Pictures aside, write out every record exactly as it appears.

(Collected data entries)

▽

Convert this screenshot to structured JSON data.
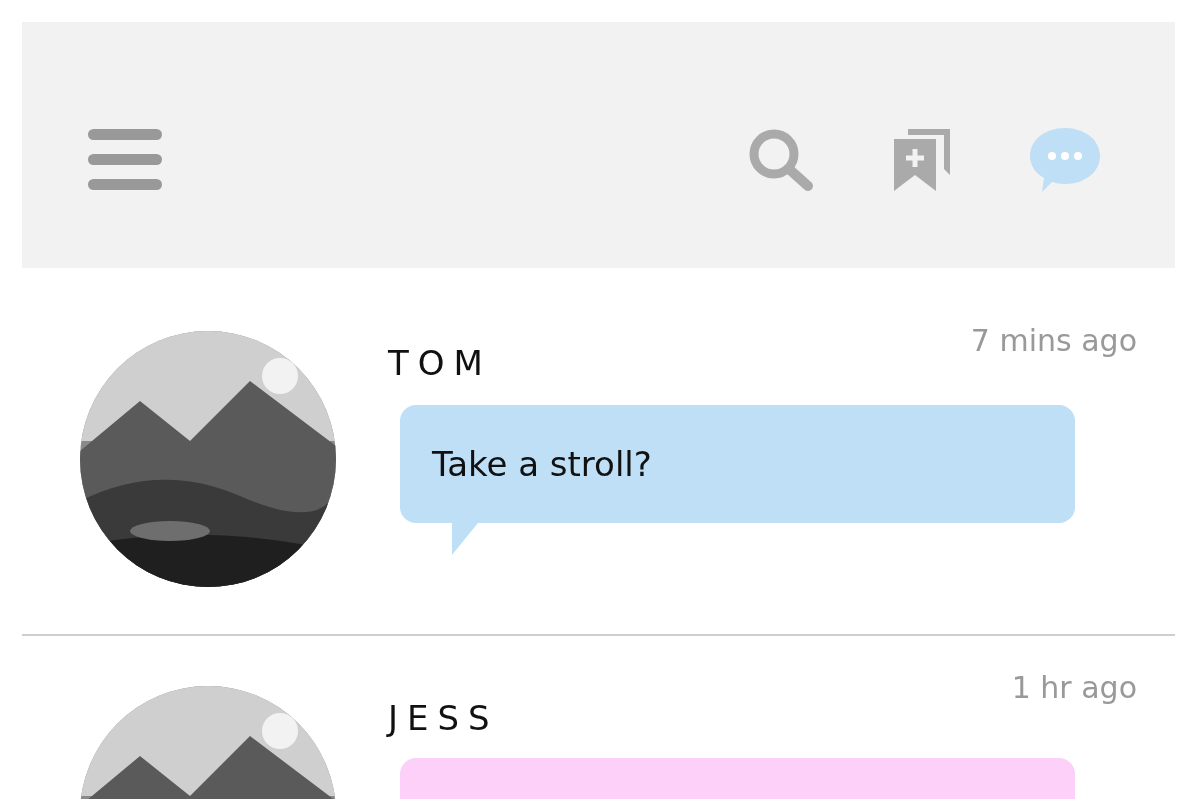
{
  "nav": [
    {
      "kind": "search",
      "selected": false
    },
    {
      "kind": "bookmark",
      "selected": false
    },
    {
      "kind": "chat",
      "selected": true
    }
  ],
  "conversations": [
    {
      "name": "TOM",
      "time": "7 mins ago",
      "message": "Take a stroll?",
      "color": "#bfdff7"
    },
    {
      "name": "JESS",
      "time": "1 hr ago",
      "color": "#fcd0f8"
    }
  ]
}
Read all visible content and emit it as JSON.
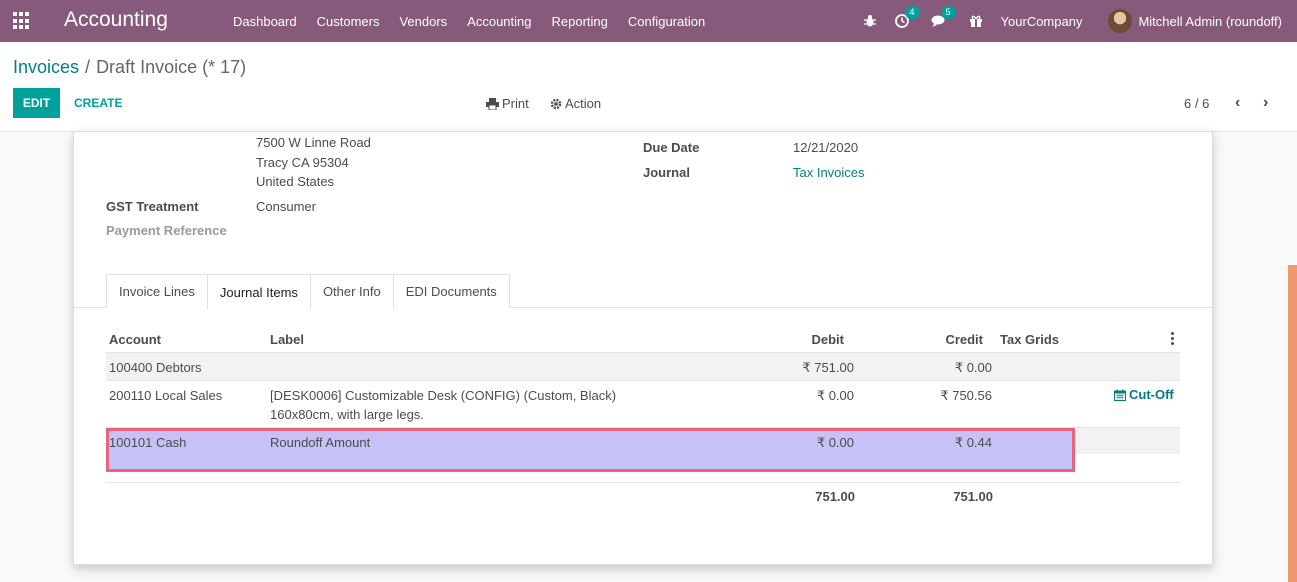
{
  "navbar": {
    "app_name": "Accounting",
    "menu": [
      "Dashboard",
      "Customers",
      "Vendors",
      "Accounting",
      "Reporting",
      "Configuration"
    ],
    "activity_count": "4",
    "messages_count": "5",
    "company": "YourCompany",
    "user": "Mitchell Admin (roundoff)",
    "color": "#875a7b"
  },
  "breadcrumb": {
    "parent": "Invoices",
    "current": "Draft Invoice (* 17)"
  },
  "buttons": {
    "edit": "EDIT",
    "create": "CREATE",
    "print": "Print",
    "action": "Action"
  },
  "pager": {
    "value": "6 / 6"
  },
  "form": {
    "address_line1": "7500 W Linne Road",
    "address_line2": "Tracy CA 95304",
    "address_line3": "United States",
    "gst_label": "GST Treatment",
    "gst_value": "Consumer",
    "payment_ref_label": "Payment Reference",
    "due_date_label": "Due Date",
    "due_date_value": "12/21/2020",
    "journal_label": "Journal",
    "journal_value": "Tax Invoices"
  },
  "tabs": [
    "Invoice Lines",
    "Journal Items",
    "Other Info",
    "EDI Documents"
  ],
  "table": {
    "columns": {
      "account": "Account",
      "label": "Label",
      "debit": "Debit",
      "credit": "Credit",
      "tax_grids": "Tax Grids"
    },
    "rows": [
      {
        "account": "100400 Debtors",
        "label": "",
        "debit": "₹ 751.00",
        "credit": "₹ 0.00"
      },
      {
        "account": "200110 Local Sales",
        "label": "[DESK0006] Customizable Desk (CONFIG) (Custom, Black)",
        "label2": "160x80cm, with large legs.",
        "debit": "₹ 0.00",
        "credit": "₹ 750.56",
        "cutoff": "Cut-Off"
      },
      {
        "account": "100101 Cash",
        "label": "Roundoff Amount",
        "debit": "₹ 0.00",
        "credit": "₹ 0.44"
      }
    ],
    "total_debit": "751.00",
    "total_credit": "751.00"
  }
}
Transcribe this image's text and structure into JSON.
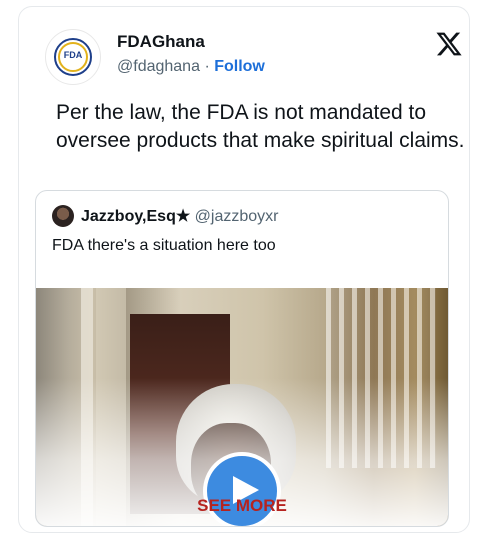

△

* _Complete response_:
Convert this screenshot to structured JSON data.
{
  "nav": [
    {
      "kind": "search",
      "selected": false
    },
    {
      "kind": "bookmark",
      "selected": false
    },
    {
      "kind": "chat",
      "selected": true
    }
  ],
  "conversations": [
    {
      "name": "TOM",
      "time": "7 mins ago",
      "message": "Take a stroll?",
      "color": "#bfdff7"
    },
    {
      "name": "JESS",
      "time": "1 hr ago",
      "color": "#fcd0f8"
    }
  ]
}
Read all visible content and emit it as JSON.
{
  "navbar": {
    "app_name": "Accounting",
    "menu": [
      "Dashboard",
      "Customers",
      "Vendors",
      "Accounting",
      "Reporting",
      "Configuration"
    ],
    "activity_count": "4",
    "messages_count": "5",
    "company": "YourCompany",
    "user": "Mitchell Admin (roundoff)",
    "color": "#875a7b"
  },
  "breadcrumb": {
    "parent": "Invoices",
    "current": "Draft Invoice (* 17)"
  },
  "buttons": {
    "edit": "EDIT",
    "create": "CREATE",
    "print": "Print",
    "action": "Action"
  },
  "pager": {
    "value": "6 / 6"
  },
  "form": {
    "address_line1": "7500 W Linne Road",
    "address_line2": "Tracy CA 95304",
    "address_line3": "United States",
    "gst_label": "GST Treatment",
    "gst_value": "Consumer",
    "payment_ref_label": "Payment Reference",
    "due_date_label": "Due Date",
    "due_date_value": "12/21/2020",
    "journal_label": "Journal",
    "journal_value": "Tax Invoices"
  },
  "tabs": [
    "Invoice Lines",
    "Journal Items",
    "Other Info",
    "EDI Documents"
  ],
  "table": {
    "columns": {
      "account": "Account",
      "label": "Label",
      "debit": "Debit",
      "credit": "Credit",
      "tax_grids": "Tax Grids"
    },
    "rows": [
      {
        "account": "100400 Debtors",
        "label": "",
        "debit": "₹ 751.00",
        "credit": "₹ 0.00"
      },
      {
        "account": "200110 Local Sales",
        "label": "[DESK0006] Customizable Desk (CONFIG) (Custom, Black)",
        "label2": "160x80cm, with large legs.",
        "debit": "₹ 0.00",
        "credit": "₹ 750.56",
        "cutoff": "Cut-Off"
      },
      {
        "account": "100101 Cash",
        "label": "Roundoff Amount",
        "debit": "₹ 0.00",
        "credit": "₹ 0.44"
      }
    ],
    "total_debit": "751.00",
    "total_credit": "751.00"
  }
}
Transcribe this image's text and structure into JSON.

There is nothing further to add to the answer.